INFORMATION SUPPLIED:

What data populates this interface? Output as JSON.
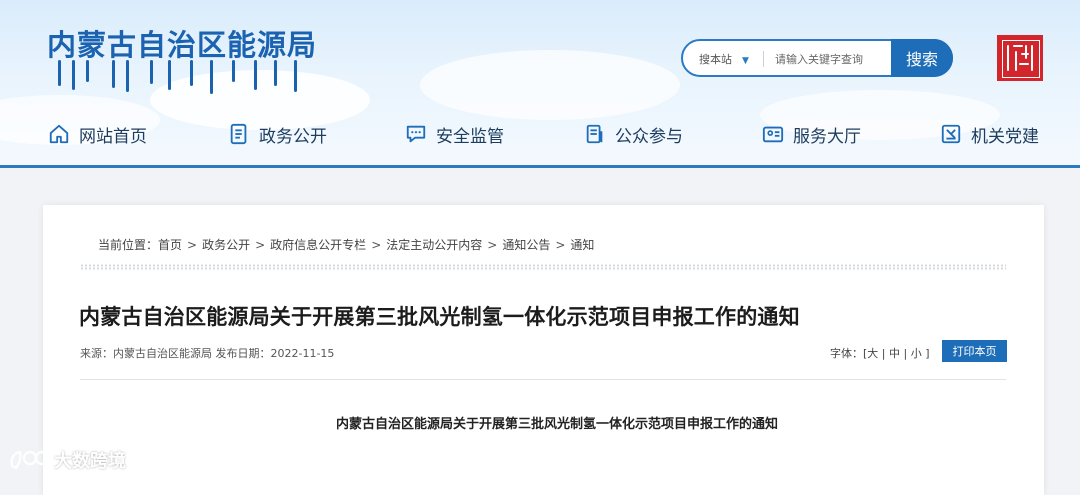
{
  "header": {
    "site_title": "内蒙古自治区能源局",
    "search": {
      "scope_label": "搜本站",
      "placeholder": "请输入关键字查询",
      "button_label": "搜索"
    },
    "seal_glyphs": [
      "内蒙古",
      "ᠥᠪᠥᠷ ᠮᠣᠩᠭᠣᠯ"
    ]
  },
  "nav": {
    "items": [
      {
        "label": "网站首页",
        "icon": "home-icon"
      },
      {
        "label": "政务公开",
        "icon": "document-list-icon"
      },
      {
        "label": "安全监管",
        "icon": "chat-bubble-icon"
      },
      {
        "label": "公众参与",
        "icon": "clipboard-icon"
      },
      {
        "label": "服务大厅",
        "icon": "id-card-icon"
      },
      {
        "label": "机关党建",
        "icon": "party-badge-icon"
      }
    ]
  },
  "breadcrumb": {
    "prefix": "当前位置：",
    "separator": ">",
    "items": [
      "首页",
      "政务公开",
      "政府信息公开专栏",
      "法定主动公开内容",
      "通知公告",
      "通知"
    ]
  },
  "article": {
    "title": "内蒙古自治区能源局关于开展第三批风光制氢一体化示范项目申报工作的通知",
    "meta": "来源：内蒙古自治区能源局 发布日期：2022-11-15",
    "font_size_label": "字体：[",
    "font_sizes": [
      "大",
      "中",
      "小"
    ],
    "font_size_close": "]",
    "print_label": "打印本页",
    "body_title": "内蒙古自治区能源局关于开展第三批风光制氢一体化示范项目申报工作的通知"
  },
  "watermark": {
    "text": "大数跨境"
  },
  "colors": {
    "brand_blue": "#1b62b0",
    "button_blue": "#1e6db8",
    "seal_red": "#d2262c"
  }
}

...

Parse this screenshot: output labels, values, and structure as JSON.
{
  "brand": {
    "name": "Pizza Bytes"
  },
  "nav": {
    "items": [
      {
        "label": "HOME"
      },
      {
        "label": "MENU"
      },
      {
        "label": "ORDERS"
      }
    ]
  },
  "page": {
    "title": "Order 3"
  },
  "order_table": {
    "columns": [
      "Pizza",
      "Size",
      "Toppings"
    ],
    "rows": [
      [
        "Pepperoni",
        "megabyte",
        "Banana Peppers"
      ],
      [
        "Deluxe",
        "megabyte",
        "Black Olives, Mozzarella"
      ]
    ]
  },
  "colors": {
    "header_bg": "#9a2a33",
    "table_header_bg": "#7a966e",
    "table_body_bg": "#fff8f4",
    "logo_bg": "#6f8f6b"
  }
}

WHAT IS EXPECTED: Show the lines of the records that include the string "this".

SOLUTION:
What data populates this interface? Output as JSON.
Parse this screenshot: output labels, values, and structure as JSON.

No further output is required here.